**AIM OF THE TASK:**
Restate each line word for word. Leave out every picture.

Dataset rows about figures

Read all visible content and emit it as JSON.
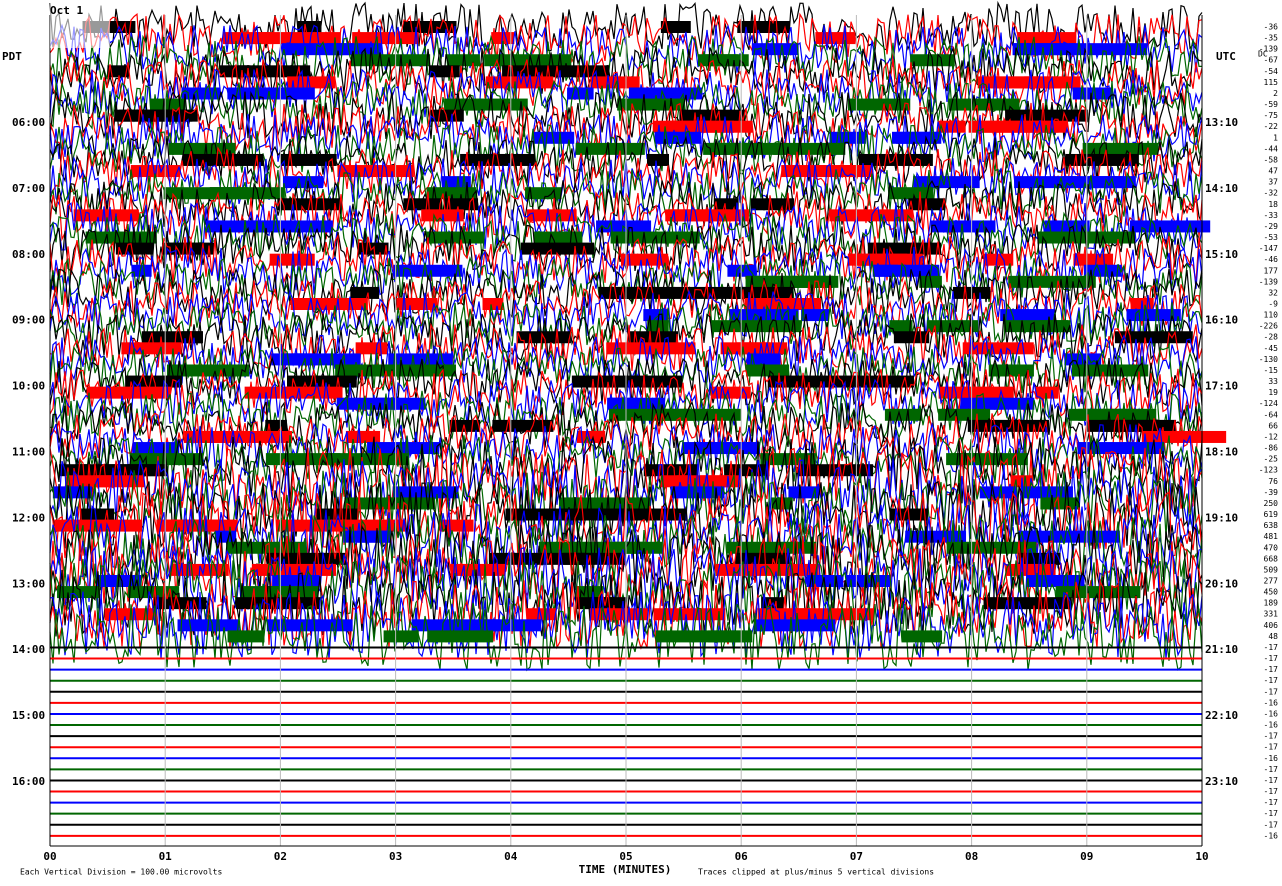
{
  "header": {
    "date": "Oct 1"
  },
  "left_title": "PDT",
  "right_title": "UTC",
  "offset_title": "DC",
  "left_times": [
    "06:00",
    "07:00",
    "08:00",
    "09:00",
    "10:00",
    "11:00",
    "12:00",
    "13:00",
    "14:00",
    "15:00",
    "16:00"
  ],
  "right_times": [
    "13:10",
    "14:10",
    "15:10",
    "16:10",
    "17:10",
    "18:10",
    "19:10",
    "20:10",
    "21:10",
    "22:10",
    "23:10"
  ],
  "x_ticks": [
    "00",
    "01",
    "02",
    "03",
    "04",
    "05",
    "06",
    "07",
    "08",
    "09",
    "10"
  ],
  "x_label": "TIME (MINUTES)",
  "scale_note": "Each Vertical Division =  100.00 microvolts",
  "clip_note": "Traces clipped at plus/minus 5 vertical divisions",
  "offsets": [
    "-36",
    "-35",
    "-139",
    "-67",
    "-54",
    "115",
    "2",
    "-59",
    "-75",
    "-22",
    "1",
    "-44",
    "-58",
    "47",
    "37",
    "-32",
    "18",
    "-33",
    "-29",
    "-53",
    "-147",
    "-46",
    "177",
    "-139",
    "32",
    "-9",
    "110",
    "-226",
    "-28",
    "-45",
    "-130",
    "-15",
    "33",
    "19",
    "-124",
    "-64",
    "66",
    "-12",
    "-86",
    "-25",
    "-123",
    "76",
    "-39",
    "250",
    "619",
    "638",
    "481",
    "470",
    "668",
    "509",
    "277",
    "450",
    "189",
    "331",
    "406",
    "48",
    "-17",
    "-17",
    "-17",
    "-17",
    "-17",
    "-16",
    "-16",
    "-16",
    "-17",
    "-17",
    "-16",
    "-17",
    "-17",
    "-17",
    "-17",
    "-17",
    "-17",
    "-16"
  ]
}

**CORRECT RESPONSE:**
Read all visible content and emit it as JSON.
{
  "header": {
    "date": "Oct 1"
  },
  "left_title": "PDT",
  "right_title": "UTC",
  "offset_title": "DC",
  "left_times": [
    "06:00",
    "07:00",
    "08:00",
    "09:00",
    "10:00",
    "11:00",
    "12:00",
    "13:00",
    "14:00",
    "15:00",
    "16:00"
  ],
  "right_times": [
    "13:10",
    "14:10",
    "15:10",
    "16:10",
    "17:10",
    "18:10",
    "19:10",
    "20:10",
    "21:10",
    "22:10",
    "23:10"
  ],
  "x_ticks": [
    "00",
    "01",
    "02",
    "03",
    "04",
    "05",
    "06",
    "07",
    "08",
    "09",
    "10"
  ],
  "x_label": "TIME (MINUTES)",
  "scale_note": "Each Vertical Division =  100.00 microvolts",
  "clip_note": "Traces clipped at plus/minus 5 vertical divisions",
  "offsets": [
    "-36",
    "-35",
    "-139",
    "-67",
    "-54",
    "115",
    "2",
    "-59",
    "-75",
    "-22",
    "1",
    "-44",
    "-58",
    "47",
    "37",
    "-32",
    "18",
    "-33",
    "-29",
    "-53",
    "-147",
    "-46",
    "177",
    "-139",
    "32",
    "-9",
    "110",
    "-226",
    "-28",
    "-45",
    "-130",
    "-15",
    "33",
    "19",
    "-124",
    "-64",
    "66",
    "-12",
    "-86",
    "-25",
    "-123",
    "76",
    "-39",
    "250",
    "619",
    "638",
    "481",
    "470",
    "668",
    "509",
    "277",
    "450",
    "189",
    "331",
    "406",
    "48",
    "-17",
    "-17",
    "-17",
    "-17",
    "-17",
    "-16",
    "-16",
    "-16",
    "-17",
    "-17",
    "-16",
    "-17",
    "-17",
    "-17",
    "-17",
    "-17",
    "-17",
    "-16"
  ]
}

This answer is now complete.